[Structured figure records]
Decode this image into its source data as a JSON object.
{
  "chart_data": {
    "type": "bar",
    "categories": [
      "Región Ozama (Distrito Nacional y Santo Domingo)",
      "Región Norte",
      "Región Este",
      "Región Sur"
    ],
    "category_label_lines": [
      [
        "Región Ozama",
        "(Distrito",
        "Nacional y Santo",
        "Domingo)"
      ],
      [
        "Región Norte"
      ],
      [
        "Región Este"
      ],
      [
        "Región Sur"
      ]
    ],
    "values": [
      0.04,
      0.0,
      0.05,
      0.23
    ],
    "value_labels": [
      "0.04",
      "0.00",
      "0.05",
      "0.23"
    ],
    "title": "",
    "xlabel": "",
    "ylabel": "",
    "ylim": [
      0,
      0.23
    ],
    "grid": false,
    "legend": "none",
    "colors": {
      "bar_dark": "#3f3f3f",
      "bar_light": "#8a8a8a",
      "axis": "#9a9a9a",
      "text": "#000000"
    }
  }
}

• **Exercise instructions**
Wherever a line in the data above holds "Región", copy that line.

• **Reply**
      "Región Ozama (Distrito Nacional y Santo Domingo)",
      "Región Norte",
      "Región Este",
      "Región Sur"
        "Región Ozama",
        "Región Norte"
        "Región Este"
        "Región Sur"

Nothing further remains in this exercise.